▸ EXERCISE OBJECTIVE
Transcribe the records that follow exactly. Skip the pictures.
=== DATA IN THIS EXERCISE ===
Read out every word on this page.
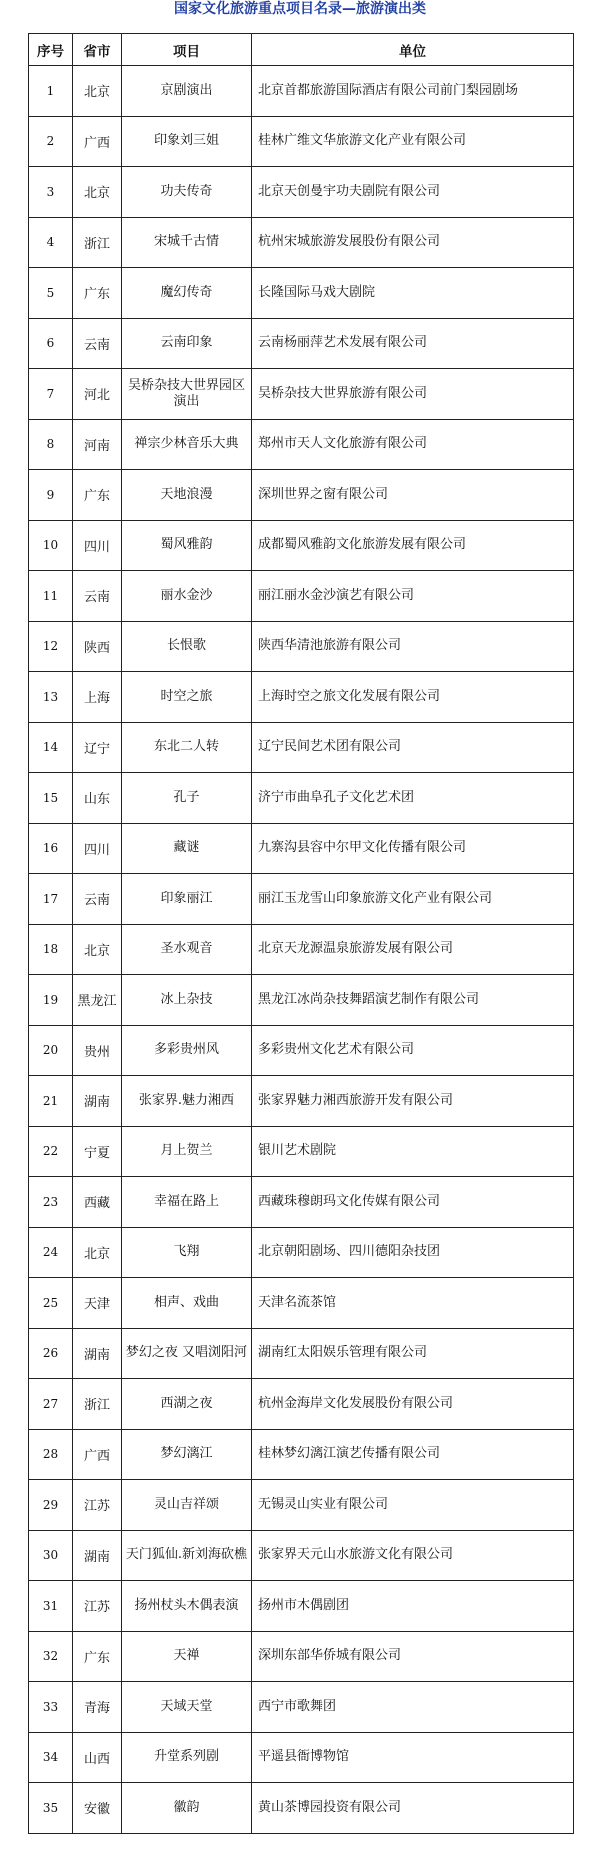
国家文化旅游重点项目名录—旅游演出类
序号	省市	项目	单位
1	北京	京剧演出	北京首都旅游国际酒店有限公司前门梨园剧场
2	广西	印象刘三姐	桂林广维文华旅游文化产业有限公司
3	北京	功夫传奇	北京天创曼宇功夫剧院有限公司
4	浙江	宋城千古情	杭州宋城旅游发展股份有限公司
5	广东	魔幻传奇	长隆国际马戏大剧院
6	云南	云南印象	云南杨丽萍艺术发展有限公司
7	河北	吴桥杂技大世界园区演出	吴桥杂技大世界旅游有限公司
8	河南	禅宗少林音乐大典	郑州市天人文化旅游有限公司
9	广东	天地浪漫	深圳世界之窗有限公司
10	四川	蜀风雅韵	成都蜀风雅韵文化旅游发展有限公司
11	云南	丽水金沙	丽江丽水金沙演艺有限公司
12	陕西	长恨歌	陕西华清池旅游有限公司
13	上海	时空之旅	上海时空之旅文化发展有限公司
14	辽宁	东北二人转	辽宁民间艺术团有限公司
15	山东	孔子	济宁市曲阜孔子文化艺术团
16	四川	藏谜	九寨沟县容中尔甲文化传播有限公司
17	云南	印象丽江	丽江玉龙雪山印象旅游文化产业有限公司
18	北京	圣水观音	北京天龙源温泉旅游发展有限公司
19	黑龙江	冰上杂技	黑龙江冰尚杂技舞蹈演艺制作有限公司
20	贵州	多彩贵州风	多彩贵州文化艺术有限公司
21	湖南	张家界.魅力湘西	张家界魅力湘西旅游开发有限公司
22	宁夏	月上贺兰	银川艺术剧院
23	西藏	幸福在路上	西藏珠穆朗玛文化传媒有限公司
24	北京	飞翔	北京朝阳剧场、四川德阳杂技团
25	天津	相声、戏曲	天津名流茶馆
26	湖南	梦幻之夜 又唱浏阳河	湖南红太阳娱乐管理有限公司
27	浙江	西湖之夜	杭州金海岸文化发展股份有限公司
28	广西	梦幻漓江	桂林梦幻漓江演艺传播有限公司
29	江苏	灵山吉祥颂	无锡灵山实业有限公司
30	湖南	天门狐仙.新刘海砍樵	张家界天元山水旅游文化有限公司
31	江苏	扬州杖头木偶表演	扬州市木偶剧团
32	广东	天禅	深圳东部华侨城有限公司
33	青海	天域天堂	西宁市歌舞团
34	山西	升堂系列剧	平遥县衙博物馆
35	安徽	徽韵	黄山茶博园投资有限公司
===
▸ REPLY TO THE EXERCISE
Read out every word on this page.
国家文化旅游重点项目名录—旅游演出类
序号	省市	项目	单位
1	北京	京剧演出	北京首都旅游国际酒店有限公司前门梨园剧场
2	广西	印象刘三姐	桂林广维文华旅游文化产业有限公司
3	北京	功夫传奇	北京天创曼宇功夫剧院有限公司
4	浙江	宋城千古情	杭州宋城旅游发展股份有限公司
5	广东	魔幻传奇	长隆国际马戏大剧院
6	云南	云南印象	云南杨丽萍艺术发展有限公司
7	河北	吴桥杂技大世界园区演出	吴桥杂技大世界旅游有限公司
8	河南	禅宗少林音乐大典	郑州市天人文化旅游有限公司
9	广东	天地浪漫	深圳世界之窗有限公司
10	四川	蜀风雅韵	成都蜀风雅韵文化旅游发展有限公司
11	云南	丽水金沙	丽江丽水金沙演艺有限公司
12	陕西	长恨歌	陕西华清池旅游有限公司
13	上海	时空之旅	上海时空之旅文化发展有限公司
14	辽宁	东北二人转	辽宁民间艺术团有限公司
15	山东	孔子	济宁市曲阜孔子文化艺术团
16	四川	藏谜	九寨沟县容中尔甲文化传播有限公司
17	云南	印象丽江	丽江玉龙雪山印象旅游文化产业有限公司
18	北京	圣水观音	北京天龙源温泉旅游发展有限公司
19	黑龙江	冰上杂技	黑龙江冰尚杂技舞蹈演艺制作有限公司
20	贵州	多彩贵州风	多彩贵州文化艺术有限公司
21	湖南	张家界.魅力湘西	张家界魅力湘西旅游开发有限公司
22	宁夏	月上贺兰	银川艺术剧院
23	西藏	幸福在路上	西藏珠穆朗玛文化传媒有限公司
24	北京	飞翔	北京朝阳剧场、四川德阳杂技团
25	天津	相声、戏曲	天津名流茶馆
26	湖南	梦幻之夜 又唱浏阳河	湖南红太阳娱乐管理有限公司
27	浙江	西湖之夜	杭州金海岸文化发展股份有限公司
28	广西	梦幻漓江	桂林梦幻漓江演艺传播有限公司
29	江苏	灵山吉祥颂	无锡灵山实业有限公司
30	湖南	天门狐仙.新刘海砍樵	张家界天元山水旅游文化有限公司
31	江苏	扬州杖头木偶表演	扬州市木偶剧团
32	广东	天禅	深圳东部华侨城有限公司
33	青海	天域天堂	西宁市歌舞团
34	山西	升堂系列剧	平遥县衙博物馆
35	安徽	徽韵	黄山茶博园投资有限公司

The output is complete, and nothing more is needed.